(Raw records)
>> Begin

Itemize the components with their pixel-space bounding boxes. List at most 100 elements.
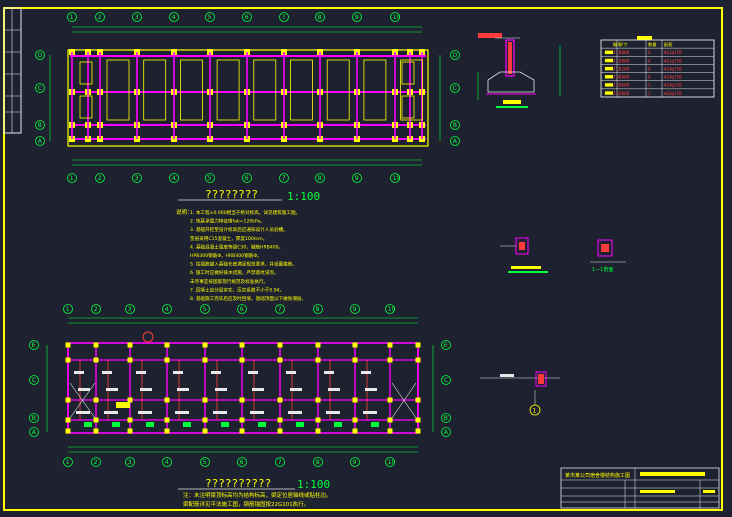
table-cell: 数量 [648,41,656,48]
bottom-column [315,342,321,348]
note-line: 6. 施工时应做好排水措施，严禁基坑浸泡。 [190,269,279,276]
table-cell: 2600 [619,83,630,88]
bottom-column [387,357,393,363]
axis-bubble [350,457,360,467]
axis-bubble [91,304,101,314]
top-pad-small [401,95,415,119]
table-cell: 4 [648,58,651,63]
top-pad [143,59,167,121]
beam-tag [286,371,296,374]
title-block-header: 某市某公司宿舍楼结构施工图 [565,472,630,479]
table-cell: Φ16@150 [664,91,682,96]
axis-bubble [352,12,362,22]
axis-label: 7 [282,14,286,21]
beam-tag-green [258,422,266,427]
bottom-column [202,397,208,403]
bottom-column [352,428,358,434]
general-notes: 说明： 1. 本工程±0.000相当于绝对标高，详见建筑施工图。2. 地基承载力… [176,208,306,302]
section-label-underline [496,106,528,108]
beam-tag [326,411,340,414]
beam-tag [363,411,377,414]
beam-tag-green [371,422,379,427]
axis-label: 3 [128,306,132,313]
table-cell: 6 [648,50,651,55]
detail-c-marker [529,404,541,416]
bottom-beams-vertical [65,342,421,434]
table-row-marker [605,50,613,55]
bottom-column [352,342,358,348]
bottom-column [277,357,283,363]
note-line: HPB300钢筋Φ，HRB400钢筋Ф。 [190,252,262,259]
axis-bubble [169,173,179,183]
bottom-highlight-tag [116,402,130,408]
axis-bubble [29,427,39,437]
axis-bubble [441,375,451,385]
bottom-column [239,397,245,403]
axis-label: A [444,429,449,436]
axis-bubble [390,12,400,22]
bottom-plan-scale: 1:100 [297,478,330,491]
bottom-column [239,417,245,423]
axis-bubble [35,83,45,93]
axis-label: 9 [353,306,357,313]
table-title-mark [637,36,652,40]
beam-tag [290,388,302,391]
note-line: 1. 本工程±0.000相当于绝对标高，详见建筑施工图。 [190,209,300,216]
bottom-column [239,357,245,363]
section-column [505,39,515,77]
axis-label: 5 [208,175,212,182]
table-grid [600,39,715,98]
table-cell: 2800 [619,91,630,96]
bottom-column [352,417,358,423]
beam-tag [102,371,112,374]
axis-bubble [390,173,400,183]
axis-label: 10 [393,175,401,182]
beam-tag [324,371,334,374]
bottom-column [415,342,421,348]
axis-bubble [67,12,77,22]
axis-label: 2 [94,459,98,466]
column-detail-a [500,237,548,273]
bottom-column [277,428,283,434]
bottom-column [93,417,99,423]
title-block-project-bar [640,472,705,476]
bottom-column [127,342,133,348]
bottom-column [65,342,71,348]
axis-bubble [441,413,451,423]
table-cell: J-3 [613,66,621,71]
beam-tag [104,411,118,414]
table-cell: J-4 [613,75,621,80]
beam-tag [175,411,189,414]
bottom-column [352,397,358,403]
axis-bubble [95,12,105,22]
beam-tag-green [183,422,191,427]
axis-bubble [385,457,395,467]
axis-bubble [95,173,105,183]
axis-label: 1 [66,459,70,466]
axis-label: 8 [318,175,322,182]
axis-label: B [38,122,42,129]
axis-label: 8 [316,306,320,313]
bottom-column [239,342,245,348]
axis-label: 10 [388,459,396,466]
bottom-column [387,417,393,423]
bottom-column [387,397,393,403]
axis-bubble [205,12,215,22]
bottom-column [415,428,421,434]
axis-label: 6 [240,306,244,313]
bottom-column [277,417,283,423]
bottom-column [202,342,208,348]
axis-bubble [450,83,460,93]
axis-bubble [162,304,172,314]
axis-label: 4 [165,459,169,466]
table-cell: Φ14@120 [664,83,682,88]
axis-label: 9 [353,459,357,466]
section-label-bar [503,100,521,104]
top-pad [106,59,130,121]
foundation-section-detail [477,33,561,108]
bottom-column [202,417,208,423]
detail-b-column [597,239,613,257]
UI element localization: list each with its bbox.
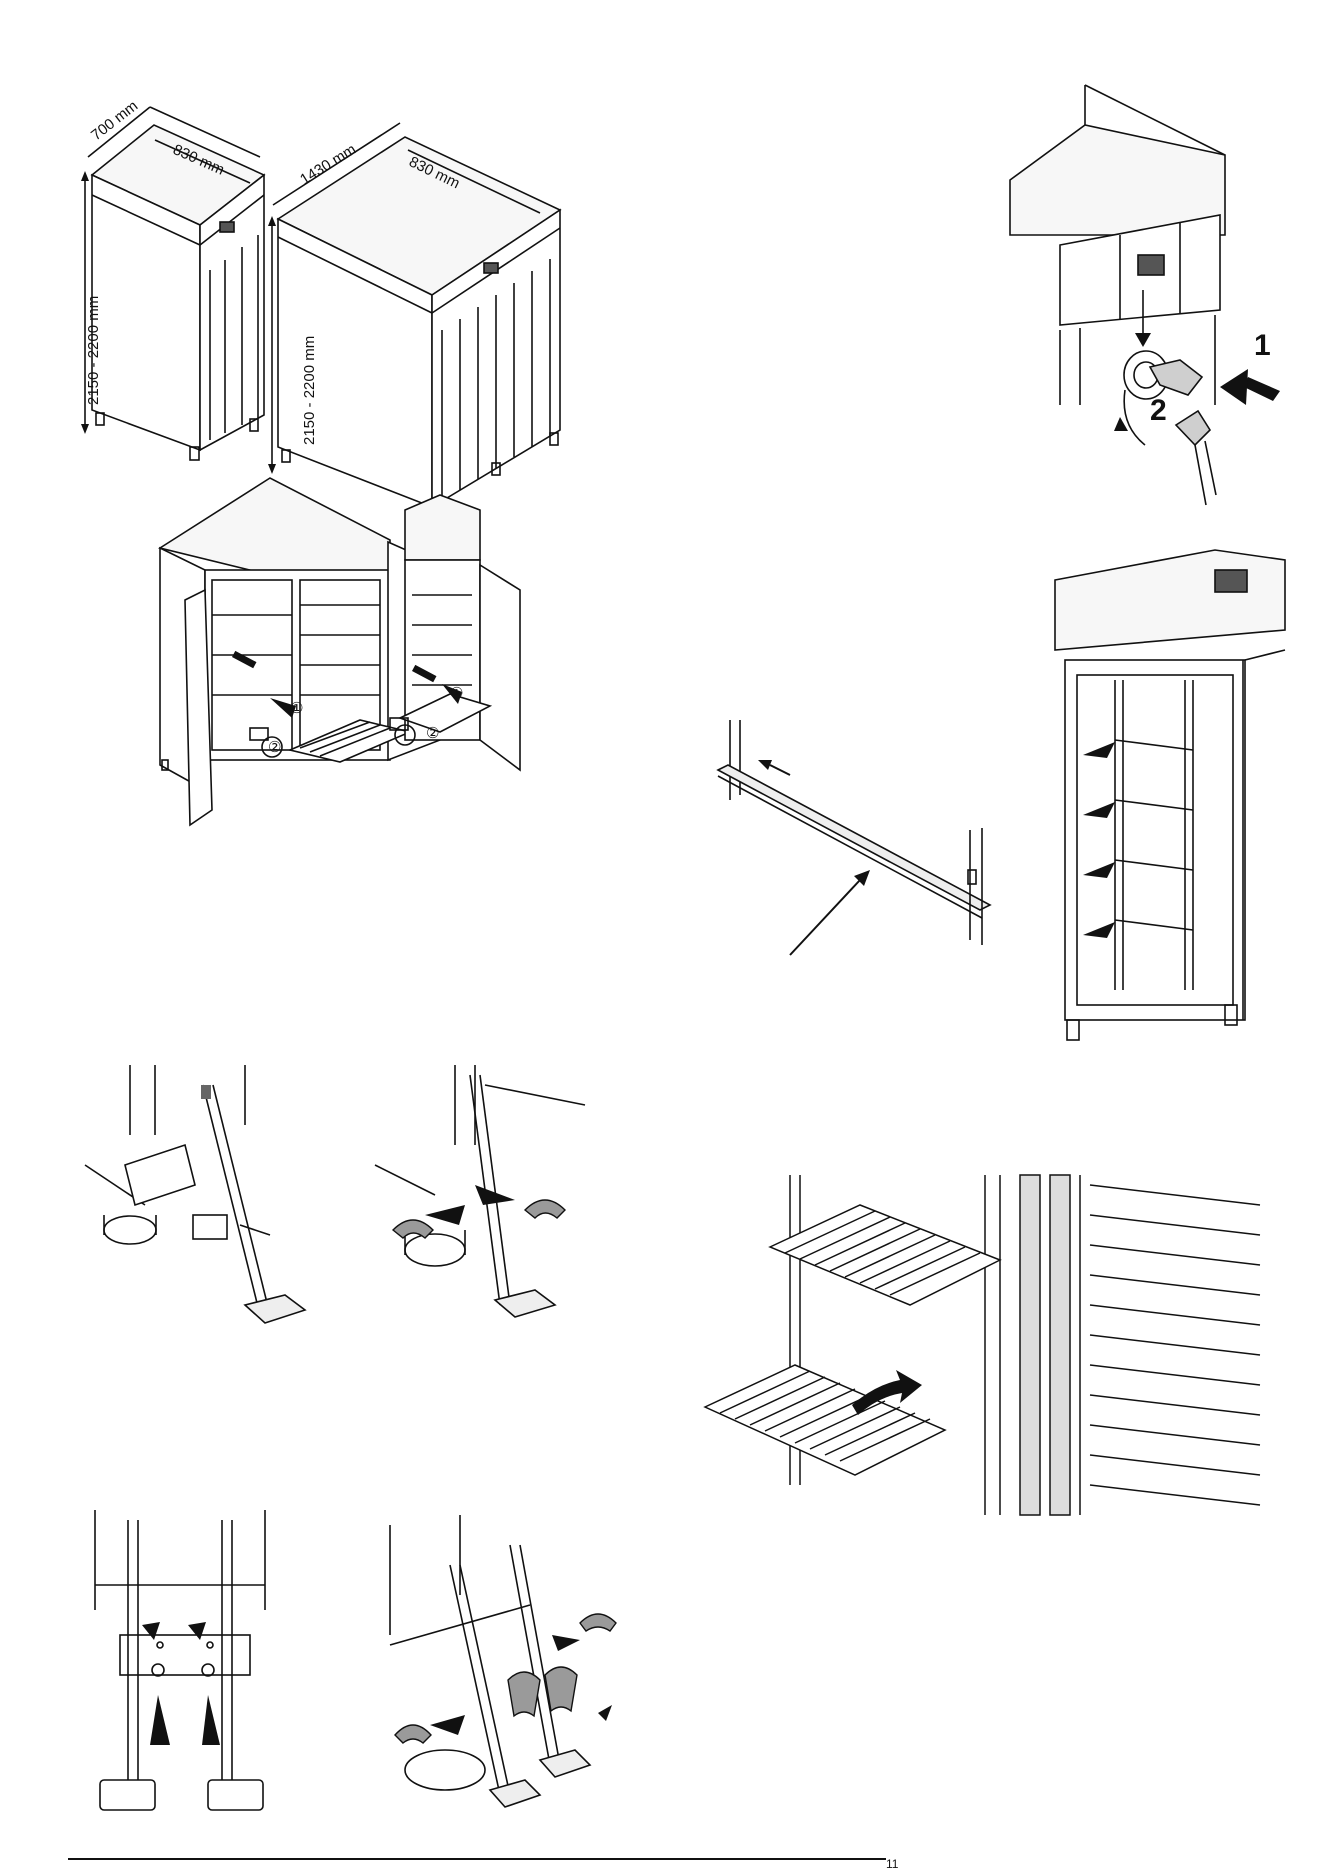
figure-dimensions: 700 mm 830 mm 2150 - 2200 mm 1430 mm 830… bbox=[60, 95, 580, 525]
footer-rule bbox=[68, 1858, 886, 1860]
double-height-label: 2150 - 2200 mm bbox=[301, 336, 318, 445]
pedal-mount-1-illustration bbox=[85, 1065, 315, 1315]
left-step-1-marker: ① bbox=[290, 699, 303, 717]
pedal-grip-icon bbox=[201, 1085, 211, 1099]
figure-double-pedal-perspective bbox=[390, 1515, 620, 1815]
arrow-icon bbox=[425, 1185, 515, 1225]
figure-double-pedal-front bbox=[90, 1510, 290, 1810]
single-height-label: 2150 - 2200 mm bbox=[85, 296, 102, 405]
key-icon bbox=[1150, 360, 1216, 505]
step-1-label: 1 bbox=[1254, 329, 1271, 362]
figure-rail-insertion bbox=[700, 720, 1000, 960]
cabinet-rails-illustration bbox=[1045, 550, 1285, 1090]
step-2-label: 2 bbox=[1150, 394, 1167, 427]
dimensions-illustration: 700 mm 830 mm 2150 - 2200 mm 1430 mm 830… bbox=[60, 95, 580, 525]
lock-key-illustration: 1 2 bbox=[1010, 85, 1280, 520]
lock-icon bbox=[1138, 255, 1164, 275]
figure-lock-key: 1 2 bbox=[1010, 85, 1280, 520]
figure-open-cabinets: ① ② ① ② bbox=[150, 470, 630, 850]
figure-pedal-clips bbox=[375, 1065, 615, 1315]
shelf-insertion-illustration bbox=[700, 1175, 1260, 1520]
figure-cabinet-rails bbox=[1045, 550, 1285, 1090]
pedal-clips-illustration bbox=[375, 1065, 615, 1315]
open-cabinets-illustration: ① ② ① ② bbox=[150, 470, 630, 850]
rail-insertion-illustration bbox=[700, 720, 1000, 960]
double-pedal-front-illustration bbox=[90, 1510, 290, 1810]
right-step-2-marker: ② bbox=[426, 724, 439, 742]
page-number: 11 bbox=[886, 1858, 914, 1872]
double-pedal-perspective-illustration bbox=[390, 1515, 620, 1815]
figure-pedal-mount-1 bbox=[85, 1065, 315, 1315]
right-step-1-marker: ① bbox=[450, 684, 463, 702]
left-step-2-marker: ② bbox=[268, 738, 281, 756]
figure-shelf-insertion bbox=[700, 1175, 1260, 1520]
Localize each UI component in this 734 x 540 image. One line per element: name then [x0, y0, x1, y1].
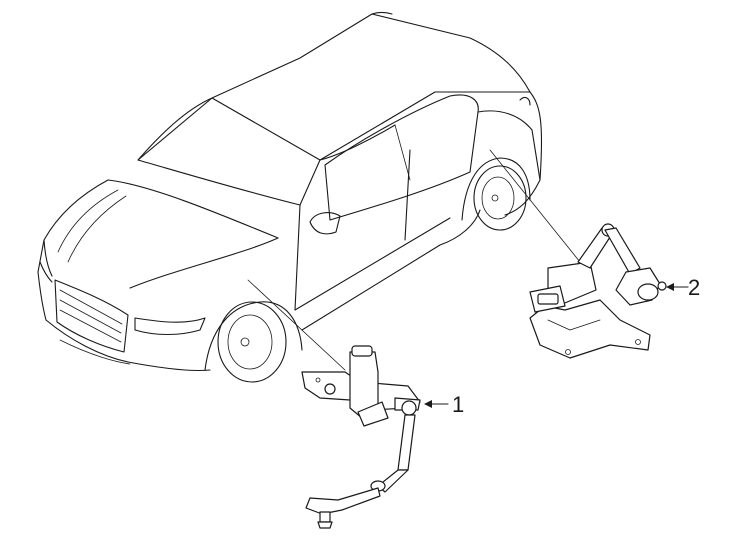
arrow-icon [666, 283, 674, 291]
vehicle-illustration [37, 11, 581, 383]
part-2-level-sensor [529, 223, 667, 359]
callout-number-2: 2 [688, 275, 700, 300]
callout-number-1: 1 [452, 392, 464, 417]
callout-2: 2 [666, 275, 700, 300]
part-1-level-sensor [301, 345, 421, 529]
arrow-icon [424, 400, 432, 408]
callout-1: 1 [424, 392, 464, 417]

>> End

Render the records above as a numbered list, one line each, skipping blank lines and leaving out the pictures.

## EXERCISE RESPONSE
1. Itemize the components with their pixel-space bounding boxes. List at most 100 elements.
2. table-cell: 数量 [648,41,656,48]
3. bottom-column [315,342,321,348]
4. note-line: 6. 施工时应做好排水措施，严禁基坑浸泡。 [190,269,279,276]
5. table-cell: 2600 [619,83,630,88]
6. bottom-column [387,357,393,363]
7. axis-bubble [350,457,360,467]
8. axis-bubble [91,304,101,314]
9. top-pad-small [401,95,415,119]
10. table-cell: 4 [648,58,651,63]
11. top-pad [143,59,167,121]
12. beam-tag [286,371,296,374]
13. title-block-header: 某市某公司宿舍楼结构施工图 [565,472,630,479]
14. table-cell: Φ16@150 [664,91,682,96]
15. axis-bubble [352,12,362,22]
16. axis-label: 7 [282,14,286,21]
17. beam-tag-green [258,422,266,427]
18. bottom-column [202,397,208,403]
19. bottom-column [352,428,358,434]
20. general-notes: 说明： 1. 本工程±0.000相当于绝对标高，详见建筑施工图。2. 地基承载力… [176,208,306,302]
21. section-label-underline [496,106,528,108]
22. beam-tag [326,411,340,414]
23. beam-tag [363,411,377,414]
24. beam-tag-green [371,422,379,427]
25. axis-label: 3 [128,306,132,313]
26. table-cell: 6 [648,50,651,55]
27. detail-c-marker [529,404,541,416]
28. bottom-beams-vertical [65,342,421,434]
29. table-row-marker [605,50,613,55]
30. bottom-column [352,342,358,348]
31. bottom-column [277,357,283,363]
32. note-line: HPB300钢筋Φ，HRB400钢筋Ф。 [190,252,262,259]
33. axis-bubble [169,173,179,183]
34. bottom-highlight-tag [116,402,130,408]
35. axis-bubble [29,427,39,437]
36. axis-bubble [441,375,451,385]
37. bottom-column [239,397,245,403]
38. axis-label: A [444,429,449,436]
39. axis-bubble [390,12,400,22]
40. bottom-plan-scale: 1:100 [297,478,330,491]
41. bottom-column [239,417,245,423]
42. axis-bubble [35,83,45,93]
43. axis-label: 9 [353,306,357,313]
44. table-title-mark [637,36,652,40]
45. beam-tag [290,388,302,391]
46. note-line: 1. 本工程±0.000相当于绝对标高，详见建筑施工图。 [190,209,300,216]
47. bottom-column [239,357,245,363]
48. section-column [505,39,515,77]
49. axis-label: 5 [208,175,212,182]
50. table-grid [600,39,715,98]
51. table-cell: 2800 [619,91,630,96]
52. bottom-column [352,417,358,423]
53. beam-tag [102,371,112,374]
54. axis-bubble [390,173,400,183]
55. axis-label: 10 [393,175,401,182]
56. beam-tag [324,371,334,374]
57. bottom-column [415,342,421,348]
58. axis-bubble [67,12,77,22]
59. axis-label: 2 [94,459,98,466]
60. column-detail-a [500,237,548,273]
61. bottom-column [277,428,283,434]
62. bottom-column [93,417,99,423]
63. title-block-project-bar [640,472,705,476]
64. bottom-column [127,342,133,348]
65. bottom-column [65,342,71,348]
66. axis-bubble [441,413,451,423]
67. table-cell: J-3 [613,66,621,71]
68. beam-tag [104,411,118,414]
69. table-cell: J-4 [613,75,621,80]
70. beam-tag [175,411,189,414]
71. bottom-column [352,397,358,403]
72. axis-bubble [95,12,105,22]
73. beam-tag-green [183,422,191,427]
74. axis-bubble [385,457,395,467]
75. axis-bubble [95,173,105,183]
76. axis-label: 1 [66,459,70,466]
77. axis-label: 8 [318,175,322,182]
78. axis-label: B [38,122,42,129]
79. axis-label: 8 [316,306,320,313]
80. bottom-column [239,342,245,348]
81. axis-label: 10 [388,459,396,466]
82. bottom-column [387,417,393,423]
83. bottom-column [387,397,393,403]
84. axis-bubble [205,12,215,22]
85. bottom-column [415,428,421,434]
86. axis-label: 6 [240,306,244,313]
87. bottom-column [277,417,283,423]
88. bottom-column [202,342,208,348]
89. axis-bubble [450,83,460,93]
90. axis-bubble [162,304,172,314]
91. axis-label: 4 [165,459,169,466]
92. table-cell: Φ14@120 [664,83,682,88]
93. axis-label: 9 [353,459,357,466]
94. section-label-bar [503,100,521,104]
95. top-pad [106,59,130,121]
96. foundation-section-detail [477,33,561,108]
97. bottom-column [202,417,208,423]
98. detail-b-column [597,239,613,257]
99. UI element localization: list each with its bbox.
100. figure-dimensions: 700 mm 830 mm 2150 - 2200 mm 1430 mm 830… bbox=[60, 95, 580, 525]
101. footer-rule bbox=[68, 1858, 886, 1860]
102. double-height-label: 2150 - 2200 mm bbox=[301, 336, 318, 445]
103. pedal-mount-1-illustration bbox=[85, 1065, 315, 1315]
104. left-step-1-marker: ① bbox=[290, 699, 303, 717]
105. pedal-grip-icon bbox=[201, 1085, 211, 1099]
106. figure-double-pedal-perspective bbox=[390, 1515, 620, 1815]
107. arrow-icon bbox=[425, 1185, 515, 1225]
108. figure-double-pedal-front bbox=[90, 1510, 290, 1810]
109. single-height-label: 2150 - 2200 mm bbox=[85, 296, 102, 405]
110. key-icon bbox=[1150, 360, 1216, 505]
111. step-1-label: 1 bbox=[1254, 329, 1271, 362]
112. figure-rail-insertion bbox=[700, 720, 1000, 960]
113. cabinet-rails-illustration bbox=[1045, 550, 1285, 1090]
114. step-2-label: 2 bbox=[1150, 394, 1167, 427]
115. dimensions-illustration: 700 mm 830 mm 2150 - 2200 mm 1430 mm 830… bbox=[60, 95, 580, 525]
116. lock-key-illustration: 1 2 bbox=[1010, 85, 1280, 520]
117. lock-icon bbox=[1138, 255, 1164, 275]
118. figure-lock-key: 1 2 bbox=[1010, 85, 1280, 520]
119. figure-open-cabinets: ① ② ① ② bbox=[150, 470, 630, 850]
120. figure-pedal-clips bbox=[375, 1065, 615, 1315]
121. shelf-insertion-illustration bbox=[700, 1175, 1260, 1520]
122. figure-cabinet-rails bbox=[1045, 550, 1285, 1090]
123. pedal-clips-illustration bbox=[375, 1065, 615, 1315]
124. open-cabinets-illustration: ① ② ① ② bbox=[150, 470, 630, 850]
125. rail-insertion-illustration bbox=[700, 720, 1000, 960]
126. double-pedal-front-illustration bbox=[90, 1510, 290, 1810]
127. right-step-2-marker: ② bbox=[426, 724, 439, 742]
128. page-number: 11 bbox=[886, 1858, 914, 1872]
129. double-pedal-perspective-illustration bbox=[390, 1515, 620, 1815]
130. figure-pedal-mount-1 bbox=[85, 1065, 315, 1315]
131. right-step-1-marker: ① bbox=[450, 684, 463, 702]
132. left-step-2-marker: ② bbox=[268, 738, 281, 756]
133. figure-shelf-insertion bbox=[700, 1175, 1260, 1520]
134. Localize each UI component in this 734 x 540 image. One line per element: name then [x0, y0, x1, y1].
135. arrow-icon [666, 283, 674, 291]
136. vehicle-illustration [37, 11, 581, 383]
137. part-2-level-sensor [529, 223, 667, 359]
138. callout-number-2: 2 [688, 275, 700, 300]
139. callout-number-1: 1 [452, 392, 464, 417]
140. callout-2: 2 [666, 275, 700, 300]
141. part-1-level-sensor [301, 345, 421, 529]
142. arrow-icon [424, 400, 432, 408]
143. callout-1: 1 [424, 392, 464, 417]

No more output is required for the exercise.